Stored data
[start]

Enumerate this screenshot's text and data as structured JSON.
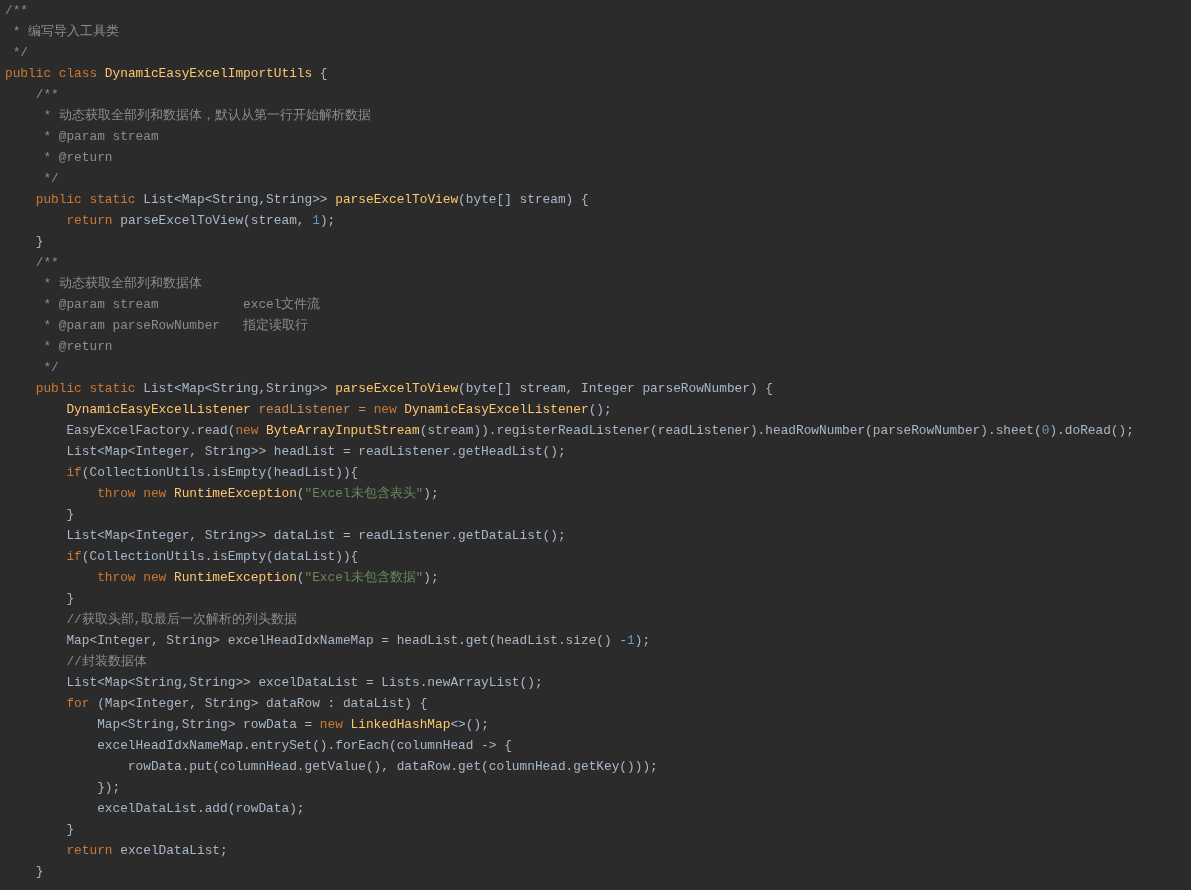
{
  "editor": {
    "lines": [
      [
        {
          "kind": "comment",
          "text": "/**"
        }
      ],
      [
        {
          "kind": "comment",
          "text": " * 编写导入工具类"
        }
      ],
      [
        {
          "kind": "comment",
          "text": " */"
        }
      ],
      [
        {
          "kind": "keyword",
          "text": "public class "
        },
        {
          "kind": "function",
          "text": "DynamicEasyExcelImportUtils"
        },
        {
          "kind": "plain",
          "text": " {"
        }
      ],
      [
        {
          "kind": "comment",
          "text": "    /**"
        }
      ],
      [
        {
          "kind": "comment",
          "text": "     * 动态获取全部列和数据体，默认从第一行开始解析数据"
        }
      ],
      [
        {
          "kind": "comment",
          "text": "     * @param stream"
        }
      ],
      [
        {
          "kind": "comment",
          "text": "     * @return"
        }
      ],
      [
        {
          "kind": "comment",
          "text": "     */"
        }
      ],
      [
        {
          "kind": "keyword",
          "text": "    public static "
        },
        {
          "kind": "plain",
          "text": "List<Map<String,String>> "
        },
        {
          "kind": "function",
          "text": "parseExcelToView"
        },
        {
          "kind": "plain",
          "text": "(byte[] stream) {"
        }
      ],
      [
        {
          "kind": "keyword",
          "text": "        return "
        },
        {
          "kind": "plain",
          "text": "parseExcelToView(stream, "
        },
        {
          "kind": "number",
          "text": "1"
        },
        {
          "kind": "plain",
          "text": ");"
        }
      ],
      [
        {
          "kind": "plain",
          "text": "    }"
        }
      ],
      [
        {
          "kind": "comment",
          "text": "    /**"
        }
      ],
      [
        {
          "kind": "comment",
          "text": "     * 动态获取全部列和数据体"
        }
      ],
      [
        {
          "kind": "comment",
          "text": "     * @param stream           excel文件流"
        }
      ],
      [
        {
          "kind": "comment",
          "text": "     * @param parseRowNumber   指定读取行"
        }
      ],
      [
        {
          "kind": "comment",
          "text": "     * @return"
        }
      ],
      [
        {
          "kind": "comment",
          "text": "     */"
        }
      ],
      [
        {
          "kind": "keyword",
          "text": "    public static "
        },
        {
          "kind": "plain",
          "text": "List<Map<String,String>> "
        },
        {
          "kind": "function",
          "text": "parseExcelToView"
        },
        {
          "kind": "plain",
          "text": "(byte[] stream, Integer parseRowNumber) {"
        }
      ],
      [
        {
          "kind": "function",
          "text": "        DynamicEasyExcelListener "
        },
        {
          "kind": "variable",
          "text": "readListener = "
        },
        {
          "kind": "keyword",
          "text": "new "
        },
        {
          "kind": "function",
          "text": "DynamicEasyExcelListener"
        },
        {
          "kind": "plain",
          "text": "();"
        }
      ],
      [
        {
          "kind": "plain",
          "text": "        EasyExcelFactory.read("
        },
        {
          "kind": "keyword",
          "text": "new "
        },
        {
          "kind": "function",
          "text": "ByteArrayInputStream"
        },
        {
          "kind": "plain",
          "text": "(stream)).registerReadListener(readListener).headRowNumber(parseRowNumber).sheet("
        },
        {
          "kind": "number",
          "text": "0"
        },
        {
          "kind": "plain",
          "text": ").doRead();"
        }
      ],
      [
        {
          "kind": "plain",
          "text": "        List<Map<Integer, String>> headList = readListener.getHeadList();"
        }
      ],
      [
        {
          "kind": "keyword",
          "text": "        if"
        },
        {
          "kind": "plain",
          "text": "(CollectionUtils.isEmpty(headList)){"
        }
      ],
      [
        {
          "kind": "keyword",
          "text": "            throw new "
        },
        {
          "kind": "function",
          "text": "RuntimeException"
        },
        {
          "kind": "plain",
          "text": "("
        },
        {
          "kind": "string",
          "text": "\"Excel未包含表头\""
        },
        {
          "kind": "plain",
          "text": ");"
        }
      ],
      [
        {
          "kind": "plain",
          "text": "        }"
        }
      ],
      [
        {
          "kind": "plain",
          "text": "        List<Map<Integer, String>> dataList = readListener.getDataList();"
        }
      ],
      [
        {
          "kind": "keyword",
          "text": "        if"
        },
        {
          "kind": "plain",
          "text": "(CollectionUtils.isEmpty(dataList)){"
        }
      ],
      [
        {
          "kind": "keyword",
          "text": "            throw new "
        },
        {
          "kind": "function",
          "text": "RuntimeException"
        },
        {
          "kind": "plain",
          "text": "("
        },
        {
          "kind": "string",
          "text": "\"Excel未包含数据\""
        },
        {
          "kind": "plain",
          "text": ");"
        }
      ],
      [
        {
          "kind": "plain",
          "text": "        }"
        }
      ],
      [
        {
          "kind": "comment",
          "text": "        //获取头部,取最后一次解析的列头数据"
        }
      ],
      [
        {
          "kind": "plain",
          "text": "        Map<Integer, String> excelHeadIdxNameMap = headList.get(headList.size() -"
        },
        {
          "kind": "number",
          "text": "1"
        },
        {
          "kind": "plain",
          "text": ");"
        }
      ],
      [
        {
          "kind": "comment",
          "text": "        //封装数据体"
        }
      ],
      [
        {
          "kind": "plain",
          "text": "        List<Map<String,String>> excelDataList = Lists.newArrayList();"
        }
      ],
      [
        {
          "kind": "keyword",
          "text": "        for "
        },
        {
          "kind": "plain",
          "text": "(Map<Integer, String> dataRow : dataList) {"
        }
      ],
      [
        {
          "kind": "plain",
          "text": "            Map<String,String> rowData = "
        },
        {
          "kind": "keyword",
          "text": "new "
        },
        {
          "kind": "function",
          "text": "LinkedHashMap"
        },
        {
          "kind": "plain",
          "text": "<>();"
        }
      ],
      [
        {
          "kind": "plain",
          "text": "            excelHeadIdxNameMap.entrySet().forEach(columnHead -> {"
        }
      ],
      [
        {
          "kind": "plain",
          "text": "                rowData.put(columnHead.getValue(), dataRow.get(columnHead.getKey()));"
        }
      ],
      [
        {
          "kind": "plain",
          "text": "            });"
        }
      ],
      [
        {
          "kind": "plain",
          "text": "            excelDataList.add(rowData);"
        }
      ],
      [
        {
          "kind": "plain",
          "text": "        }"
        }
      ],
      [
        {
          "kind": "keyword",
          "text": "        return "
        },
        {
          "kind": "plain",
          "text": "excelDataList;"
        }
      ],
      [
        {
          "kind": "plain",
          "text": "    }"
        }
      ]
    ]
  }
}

[end]

TASK DETAILS » Quote each record exactly as it stands, minus the pictures.

FULL SOLUTION »
Enumerate this screenshot's text and data as structured JSON.
{
  "editor": {
    "lines": [
      [
        {
          "kind": "comment",
          "text": "/**"
        }
      ],
      [
        {
          "kind": "comment",
          "text": " * 编写导入工具类"
        }
      ],
      [
        {
          "kind": "comment",
          "text": " */"
        }
      ],
      [
        {
          "kind": "keyword",
          "text": "public class "
        },
        {
          "kind": "function",
          "text": "DynamicEasyExcelImportUtils"
        },
        {
          "kind": "plain",
          "text": " {"
        }
      ],
      [
        {
          "kind": "comment",
          "text": "    /**"
        }
      ],
      [
        {
          "kind": "comment",
          "text": "     * 动态获取全部列和数据体，默认从第一行开始解析数据"
        }
      ],
      [
        {
          "kind": "comment",
          "text": "     * @param stream"
        }
      ],
      [
        {
          "kind": "comment",
          "text": "     * @return"
        }
      ],
      [
        {
          "kind": "comment",
          "text": "     */"
        }
      ],
      [
        {
          "kind": "keyword",
          "text": "    public static "
        },
        {
          "kind": "plain",
          "text": "List<Map<String,String>> "
        },
        {
          "kind": "function",
          "text": "parseExcelToView"
        },
        {
          "kind": "plain",
          "text": "(byte[] stream) {"
        }
      ],
      [
        {
          "kind": "keyword",
          "text": "        return "
        },
        {
          "kind": "plain",
          "text": "parseExcelToView(stream, "
        },
        {
          "kind": "number",
          "text": "1"
        },
        {
          "kind": "plain",
          "text": ");"
        }
      ],
      [
        {
          "kind": "plain",
          "text": "    }"
        }
      ],
      [
        {
          "kind": "comment",
          "text": "    /**"
        }
      ],
      [
        {
          "kind": "comment",
          "text": "     * 动态获取全部列和数据体"
        }
      ],
      [
        {
          "kind": "comment",
          "text": "     * @param stream           excel文件流"
        }
      ],
      [
        {
          "kind": "comment",
          "text": "     * @param parseRowNumber   指定读取行"
        }
      ],
      [
        {
          "kind": "comment",
          "text": "     * @return"
        }
      ],
      [
        {
          "kind": "comment",
          "text": "     */"
        }
      ],
      [
        {
          "kind": "keyword",
          "text": "    public static "
        },
        {
          "kind": "plain",
          "text": "List<Map<String,String>> "
        },
        {
          "kind": "function",
          "text": "parseExcelToView"
        },
        {
          "kind": "plain",
          "text": "(byte[] stream, Integer parseRowNumber) {"
        }
      ],
      [
        {
          "kind": "function",
          "text": "        DynamicEasyExcelListener "
        },
        {
          "kind": "variable",
          "text": "readListener = "
        },
        {
          "kind": "keyword",
          "text": "new "
        },
        {
          "kind": "function",
          "text": "DynamicEasyExcelListener"
        },
        {
          "kind": "plain",
          "text": "();"
        }
      ],
      [
        {
          "kind": "plain",
          "text": "        EasyExcelFactory.read("
        },
        {
          "kind": "keyword",
          "text": "new "
        },
        {
          "kind": "function",
          "text": "ByteArrayInputStream"
        },
        {
          "kind": "plain",
          "text": "(stream)).registerReadListener(readListener).headRowNumber(parseRowNumber).sheet("
        },
        {
          "kind": "number",
          "text": "0"
        },
        {
          "kind": "plain",
          "text": ").doRead();"
        }
      ],
      [
        {
          "kind": "plain",
          "text": "        List<Map<Integer, String>> headList = readListener.getHeadList();"
        }
      ],
      [
        {
          "kind": "keyword",
          "text": "        if"
        },
        {
          "kind": "plain",
          "text": "(CollectionUtils.isEmpty(headList)){"
        }
      ],
      [
        {
          "kind": "keyword",
          "text": "            throw new "
        },
        {
          "kind": "function",
          "text": "RuntimeException"
        },
        {
          "kind": "plain",
          "text": "("
        },
        {
          "kind": "string",
          "text": "\"Excel未包含表头\""
        },
        {
          "kind": "plain",
          "text": ");"
        }
      ],
      [
        {
          "kind": "plain",
          "text": "        }"
        }
      ],
      [
        {
          "kind": "plain",
          "text": "        List<Map<Integer, String>> dataList = readListener.getDataList();"
        }
      ],
      [
        {
          "kind": "keyword",
          "text": "        if"
        },
        {
          "kind": "plain",
          "text": "(CollectionUtils.isEmpty(dataList)){"
        }
      ],
      [
        {
          "kind": "keyword",
          "text": "            throw new "
        },
        {
          "kind": "function",
          "text": "RuntimeException"
        },
        {
          "kind": "plain",
          "text": "("
        },
        {
          "kind": "string",
          "text": "\"Excel未包含数据\""
        },
        {
          "kind": "plain",
          "text": ");"
        }
      ],
      [
        {
          "kind": "plain",
          "text": "        }"
        }
      ],
      [
        {
          "kind": "comment",
          "text": "        //获取头部,取最后一次解析的列头数据"
        }
      ],
      [
        {
          "kind": "plain",
          "text": "        Map<Integer, String> excelHeadIdxNameMap = headList.get(headList.size() -"
        },
        {
          "kind": "number",
          "text": "1"
        },
        {
          "kind": "plain",
          "text": ");"
        }
      ],
      [
        {
          "kind": "comment",
          "text": "        //封装数据体"
        }
      ],
      [
        {
          "kind": "plain",
          "text": "        List<Map<String,String>> excelDataList = Lists.newArrayList();"
        }
      ],
      [
        {
          "kind": "keyword",
          "text": "        for "
        },
        {
          "kind": "plain",
          "text": "(Map<Integer, String> dataRow : dataList) {"
        }
      ],
      [
        {
          "kind": "plain",
          "text": "            Map<String,String> rowData = "
        },
        {
          "kind": "keyword",
          "text": "new "
        },
        {
          "kind": "function",
          "text": "LinkedHashMap"
        },
        {
          "kind": "plain",
          "text": "<>();"
        }
      ],
      [
        {
          "kind": "plain",
          "text": "            excelHeadIdxNameMap.entrySet().forEach(columnHead -> {"
        }
      ],
      [
        {
          "kind": "plain",
          "text": "                rowData.put(columnHead.getValue(), dataRow.get(columnHead.getKey()));"
        }
      ],
      [
        {
          "kind": "plain",
          "text": "            });"
        }
      ],
      [
        {
          "kind": "plain",
          "text": "            excelDataList.add(rowData);"
        }
      ],
      [
        {
          "kind": "plain",
          "text": "        }"
        }
      ],
      [
        {
          "kind": "keyword",
          "text": "        return "
        },
        {
          "kind": "plain",
          "text": "excelDataList;"
        }
      ],
      [
        {
          "kind": "plain",
          "text": "    }"
        }
      ]
    ]
  }
}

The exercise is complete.